Figure record extracts
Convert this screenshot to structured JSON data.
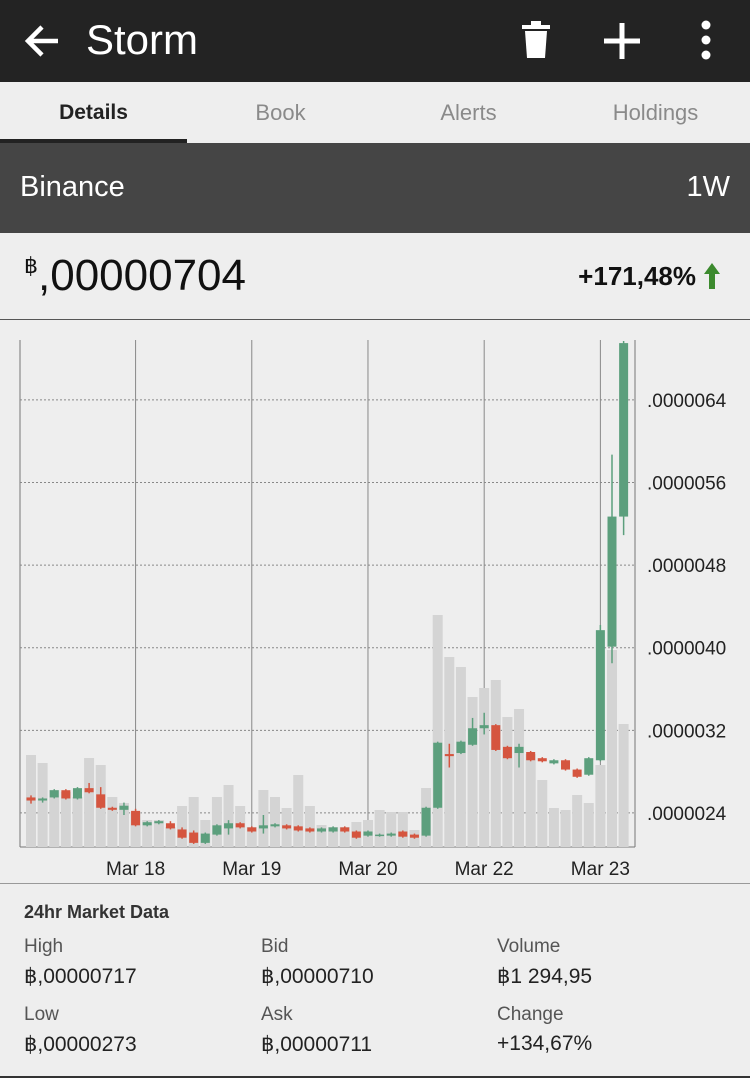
{
  "header": {
    "title": "Storm"
  },
  "tabs": [
    "Details",
    "Book",
    "Alerts",
    "Holdings"
  ],
  "exchange": {
    "name": "Binance",
    "period": "1W"
  },
  "price": {
    "symbol": "฿",
    "value": ",00000704",
    "change": "+171,48%"
  },
  "chart_data": {
    "type": "candlestick",
    "categories": [
      null,
      null,
      null,
      null,
      null,
      null,
      null,
      null,
      null,
      null,
      null,
      null,
      null,
      null,
      null,
      null,
      null,
      null,
      null,
      null,
      null,
      null,
      null,
      null,
      null,
      null,
      null,
      null,
      null,
      null,
      null,
      null,
      null,
      null,
      null,
      null,
      null,
      null,
      null,
      null,
      null,
      null,
      null,
      null,
      null,
      null,
      null,
      null,
      null,
      null,
      null,
      null
    ],
    "open": [
      2.55e-06,
      2.52e-06,
      2.55e-06,
      2.62e-06,
      2.54e-06,
      2.64e-06,
      2.58e-06,
      2.45e-06,
      2.43e-06,
      2.42e-06,
      2.28e-06,
      2.3e-06,
      2.3e-06,
      2.24e-06,
      2.21e-06,
      2.11e-06,
      2.19e-06,
      2.25e-06,
      2.3e-06,
      2.26e-06,
      2.25e-06,
      2.27e-06,
      2.28e-06,
      2.27e-06,
      2.25e-06,
      2.22e-06,
      2.22e-06,
      2.26e-06,
      2.22e-06,
      2.18e-06,
      2.18e-06,
      2.18e-06,
      2.22e-06,
      2.19e-06,
      2.18e-06,
      2.45e-06,
      2.97e-06,
      2.98e-06,
      3.06e-06,
      3.22e-06,
      3.25e-06,
      3.04e-06,
      2.98e-06,
      2.99e-06,
      2.93e-06,
      2.88e-06,
      2.91e-06,
      2.82e-06,
      2.77e-06,
      2.91e-06,
      4.01e-06,
      5.27e-06
    ],
    "high": [
      2.57e-06,
      2.55e-06,
      2.63e-06,
      2.63e-06,
      2.65e-06,
      2.69e-06,
      2.65e-06,
      2.46e-06,
      2.5e-06,
      2.44e-06,
      2.32e-06,
      2.33e-06,
      2.32e-06,
      2.26e-06,
      2.23e-06,
      2.21e-06,
      2.29e-06,
      2.33e-06,
      2.31e-06,
      2.27e-06,
      2.38e-06,
      2.3e-06,
      2.29e-06,
      2.28e-06,
      2.26e-06,
      2.26e-06,
      2.27e-06,
      2.27e-06,
      2.23e-06,
      2.23e-06,
      2.2e-06,
      2.21e-06,
      2.23e-06,
      2.2e-06,
      2.46e-06,
      3.09e-06,
      3.07e-06,
      3.1e-06,
      3.32e-06,
      3.37e-06,
      3.26e-06,
      3.05e-06,
      3.07e-06,
      3e-06,
      2.94e-06,
      2.92e-06,
      2.92e-06,
      2.83e-06,
      2.94e-06,
      4.22e-06,
      5.87e-06,
      6.97e-06
    ],
    "low": [
      2.49e-06,
      2.5e-06,
      2.54e-06,
      2.53e-06,
      2.53e-06,
      2.59e-06,
      2.44e-06,
      2.42e-06,
      2.38e-06,
      2.27e-06,
      2.27e-06,
      2.29e-06,
      2.24e-06,
      2.15e-06,
      2.1e-06,
      2.1e-06,
      2.18e-06,
      2.19e-06,
      2.25e-06,
      2.21e-06,
      2.2e-06,
      2.26e-06,
      2.24e-06,
      2.22e-06,
      2.21e-06,
      2.21e-06,
      2.21e-06,
      2.21e-06,
      2.15e-06,
      2.17e-06,
      2.17e-06,
      2.17e-06,
      2.16e-06,
      2.15e-06,
      2.17e-06,
      2.44e-06,
      2.84e-06,
      2.97e-06,
      3.05e-06,
      3.16e-06,
      3e-06,
      2.92e-06,
      2.84e-06,
      2.9e-06,
      2.89e-06,
      2.87e-06,
      2.81e-06,
      2.74e-06,
      2.76e-06,
      2.9e-06,
      3.85e-06,
      5.09e-06
    ],
    "close": [
      2.52e-06,
      2.54e-06,
      2.62e-06,
      2.54e-06,
      2.64e-06,
      2.6e-06,
      2.45e-06,
      2.43e-06,
      2.47e-06,
      2.28e-06,
      2.31e-06,
      2.32e-06,
      2.25e-06,
      2.16e-06,
      2.11e-06,
      2.2e-06,
      2.28e-06,
      2.3e-06,
      2.26e-06,
      2.22e-06,
      2.28e-06,
      2.29e-06,
      2.25e-06,
      2.23e-06,
      2.22e-06,
      2.25e-06,
      2.26e-06,
      2.22e-06,
      2.16e-06,
      2.22e-06,
      2.19e-06,
      2.2e-06,
      2.17e-06,
      2.16e-06,
      2.45e-06,
      3.08e-06,
      2.95e-06,
      3.09e-06,
      3.22e-06,
      3.25e-06,
      3.01e-06,
      2.93e-06,
      3.04e-06,
      2.91e-06,
      2.9e-06,
      2.91e-06,
      2.82e-06,
      2.75e-06,
      2.93e-06,
      4.17e-06,
      5.27e-06,
      6.95e-06
    ],
    "volume": [
      92,
      84,
      57,
      55,
      50,
      89,
      82,
      50,
      44,
      35,
      27,
      27,
      20,
      41,
      50,
      27,
      50,
      62,
      41,
      20,
      57,
      50,
      39,
      72,
      41,
      22,
      20,
      20,
      25,
      27,
      37,
      35,
      35,
      17,
      59,
      232,
      190,
      180,
      150,
      159,
      167,
      130,
      138,
      93,
      67,
      39,
      37,
      52,
      44,
      82,
      197,
      123
    ],
    "up_color": "#5c9f7d",
    "down_color": "#d5553f",
    "volume_color": "#d4d4d4",
    "ylim": [
      2.07e-06,
      6.98e-06
    ],
    "yticks": [
      {
        "value": 2.4e-06,
        "label": ".0000024"
      },
      {
        "value": 3.2e-06,
        "label": ".0000032"
      },
      {
        "value": 4e-06,
        "label": ".0000040"
      },
      {
        "value": 4.8e-06,
        "label": ".0000048"
      },
      {
        "value": 5.6e-06,
        "label": ".0000056"
      },
      {
        "value": 6.4e-06,
        "label": ".0000064"
      }
    ],
    "xticks": [
      {
        "value": 9,
        "label": "Mar 18"
      },
      {
        "value": 19,
        "label": "Mar 19"
      },
      {
        "value": 29,
        "label": "Mar 20"
      },
      {
        "value": 39,
        "label": "Mar 22"
      },
      {
        "value": 49,
        "label": "Mar 23"
      }
    ],
    "grid": true
  },
  "market_data": {
    "title": "24hr Market Data",
    "items": [
      {
        "label": "High",
        "value": "฿,00000717"
      },
      {
        "label": "Bid",
        "value": "฿,00000710"
      },
      {
        "label": "Volume",
        "value": "฿1 294,95"
      },
      {
        "label": "Low",
        "value": "฿,00000273"
      },
      {
        "label": "Ask",
        "value": "฿,00000711"
      },
      {
        "label": "Change",
        "value": "+134,67%"
      }
    ]
  }
}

• WRITTEN REQUEST: Write out each line of the data exactly; the images should be left out.

• EXERCISE OUTPUT:
Convert this screenshot to structured JSON data.
{
  "header": {
    "title": "Storm"
  },
  "tabs": [
    "Details",
    "Book",
    "Alerts",
    "Holdings"
  ],
  "exchange": {
    "name": "Binance",
    "period": "1W"
  },
  "price": {
    "symbol": "฿",
    "value": ",00000704",
    "change": "+171,48%"
  },
  "chart_data": {
    "type": "candlestick",
    "categories": [
      null,
      null,
      null,
      null,
      null,
      null,
      null,
      null,
      null,
      null,
      null,
      null,
      null,
      null,
      null,
      null,
      null,
      null,
      null,
      null,
      null,
      null,
      null,
      null,
      null,
      null,
      null,
      null,
      null,
      null,
      null,
      null,
      null,
      null,
      null,
      null,
      null,
      null,
      null,
      null,
      null,
      null,
      null,
      null,
      null,
      null,
      null,
      null,
      null,
      null,
      null,
      null
    ],
    "open": [
      2.55e-06,
      2.52e-06,
      2.55e-06,
      2.62e-06,
      2.54e-06,
      2.64e-06,
      2.58e-06,
      2.45e-06,
      2.43e-06,
      2.42e-06,
      2.28e-06,
      2.3e-06,
      2.3e-06,
      2.24e-06,
      2.21e-06,
      2.11e-06,
      2.19e-06,
      2.25e-06,
      2.3e-06,
      2.26e-06,
      2.25e-06,
      2.27e-06,
      2.28e-06,
      2.27e-06,
      2.25e-06,
      2.22e-06,
      2.22e-06,
      2.26e-06,
      2.22e-06,
      2.18e-06,
      2.18e-06,
      2.18e-06,
      2.22e-06,
      2.19e-06,
      2.18e-06,
      2.45e-06,
      2.97e-06,
      2.98e-06,
      3.06e-06,
      3.22e-06,
      3.25e-06,
      3.04e-06,
      2.98e-06,
      2.99e-06,
      2.93e-06,
      2.88e-06,
      2.91e-06,
      2.82e-06,
      2.77e-06,
      2.91e-06,
      4.01e-06,
      5.27e-06
    ],
    "high": [
      2.57e-06,
      2.55e-06,
      2.63e-06,
      2.63e-06,
      2.65e-06,
      2.69e-06,
      2.65e-06,
      2.46e-06,
      2.5e-06,
      2.44e-06,
      2.32e-06,
      2.33e-06,
      2.32e-06,
      2.26e-06,
      2.23e-06,
      2.21e-06,
      2.29e-06,
      2.33e-06,
      2.31e-06,
      2.27e-06,
      2.38e-06,
      2.3e-06,
      2.29e-06,
      2.28e-06,
      2.26e-06,
      2.26e-06,
      2.27e-06,
      2.27e-06,
      2.23e-06,
      2.23e-06,
      2.2e-06,
      2.21e-06,
      2.23e-06,
      2.2e-06,
      2.46e-06,
      3.09e-06,
      3.07e-06,
      3.1e-06,
      3.32e-06,
      3.37e-06,
      3.26e-06,
      3.05e-06,
      3.07e-06,
      3e-06,
      2.94e-06,
      2.92e-06,
      2.92e-06,
      2.83e-06,
      2.94e-06,
      4.22e-06,
      5.87e-06,
      6.97e-06
    ],
    "low": [
      2.49e-06,
      2.5e-06,
      2.54e-06,
      2.53e-06,
      2.53e-06,
      2.59e-06,
      2.44e-06,
      2.42e-06,
      2.38e-06,
      2.27e-06,
      2.27e-06,
      2.29e-06,
      2.24e-06,
      2.15e-06,
      2.1e-06,
      2.1e-06,
      2.18e-06,
      2.19e-06,
      2.25e-06,
      2.21e-06,
      2.2e-06,
      2.26e-06,
      2.24e-06,
      2.22e-06,
      2.21e-06,
      2.21e-06,
      2.21e-06,
      2.21e-06,
      2.15e-06,
      2.17e-06,
      2.17e-06,
      2.17e-06,
      2.16e-06,
      2.15e-06,
      2.17e-06,
      2.44e-06,
      2.84e-06,
      2.97e-06,
      3.05e-06,
      3.16e-06,
      3e-06,
      2.92e-06,
      2.84e-06,
      2.9e-06,
      2.89e-06,
      2.87e-06,
      2.81e-06,
      2.74e-06,
      2.76e-06,
      2.9e-06,
      3.85e-06,
      5.09e-06
    ],
    "close": [
      2.52e-06,
      2.54e-06,
      2.62e-06,
      2.54e-06,
      2.64e-06,
      2.6e-06,
      2.45e-06,
      2.43e-06,
      2.47e-06,
      2.28e-06,
      2.31e-06,
      2.32e-06,
      2.25e-06,
      2.16e-06,
      2.11e-06,
      2.2e-06,
      2.28e-06,
      2.3e-06,
      2.26e-06,
      2.22e-06,
      2.28e-06,
      2.29e-06,
      2.25e-06,
      2.23e-06,
      2.22e-06,
      2.25e-06,
      2.26e-06,
      2.22e-06,
      2.16e-06,
      2.22e-06,
      2.19e-06,
      2.2e-06,
      2.17e-06,
      2.16e-06,
      2.45e-06,
      3.08e-06,
      2.95e-06,
      3.09e-06,
      3.22e-06,
      3.25e-06,
      3.01e-06,
      2.93e-06,
      3.04e-06,
      2.91e-06,
      2.9e-06,
      2.91e-06,
      2.82e-06,
      2.75e-06,
      2.93e-06,
      4.17e-06,
      5.27e-06,
      6.95e-06
    ],
    "volume": [
      92,
      84,
      57,
      55,
      50,
      89,
      82,
      50,
      44,
      35,
      27,
      27,
      20,
      41,
      50,
      27,
      50,
      62,
      41,
      20,
      57,
      50,
      39,
      72,
      41,
      22,
      20,
      20,
      25,
      27,
      37,
      35,
      35,
      17,
      59,
      232,
      190,
      180,
      150,
      159,
      167,
      130,
      138,
      93,
      67,
      39,
      37,
      52,
      44,
      82,
      197,
      123
    ],
    "up_color": "#5c9f7d",
    "down_color": "#d5553f",
    "volume_color": "#d4d4d4",
    "ylim": [
      2.07e-06,
      6.98e-06
    ],
    "yticks": [
      {
        "value": 2.4e-06,
        "label": ".0000024"
      },
      {
        "value": 3.2e-06,
        "label": ".0000032"
      },
      {
        "value": 4e-06,
        "label": ".0000040"
      },
      {
        "value": 4.8e-06,
        "label": ".0000048"
      },
      {
        "value": 5.6e-06,
        "label": ".0000056"
      },
      {
        "value": 6.4e-06,
        "label": ".0000064"
      }
    ],
    "xticks": [
      {
        "value": 9,
        "label": "Mar 18"
      },
      {
        "value": 19,
        "label": "Mar 19"
      },
      {
        "value": 29,
        "label": "Mar 20"
      },
      {
        "value": 39,
        "label": "Mar 22"
      },
      {
        "value": 49,
        "label": "Mar 23"
      }
    ],
    "grid": true
  },
  "market_data": {
    "title": "24hr Market Data",
    "items": [
      {
        "label": "High",
        "value": "฿,00000717"
      },
      {
        "label": "Bid",
        "value": "฿,00000710"
      },
      {
        "label": "Volume",
        "value": "฿1 294,95"
      },
      {
        "label": "Low",
        "value": "฿,00000273"
      },
      {
        "label": "Ask",
        "value": "฿,00000711"
      },
      {
        "label": "Change",
        "value": "+134,67%"
      }
    ]
  }
}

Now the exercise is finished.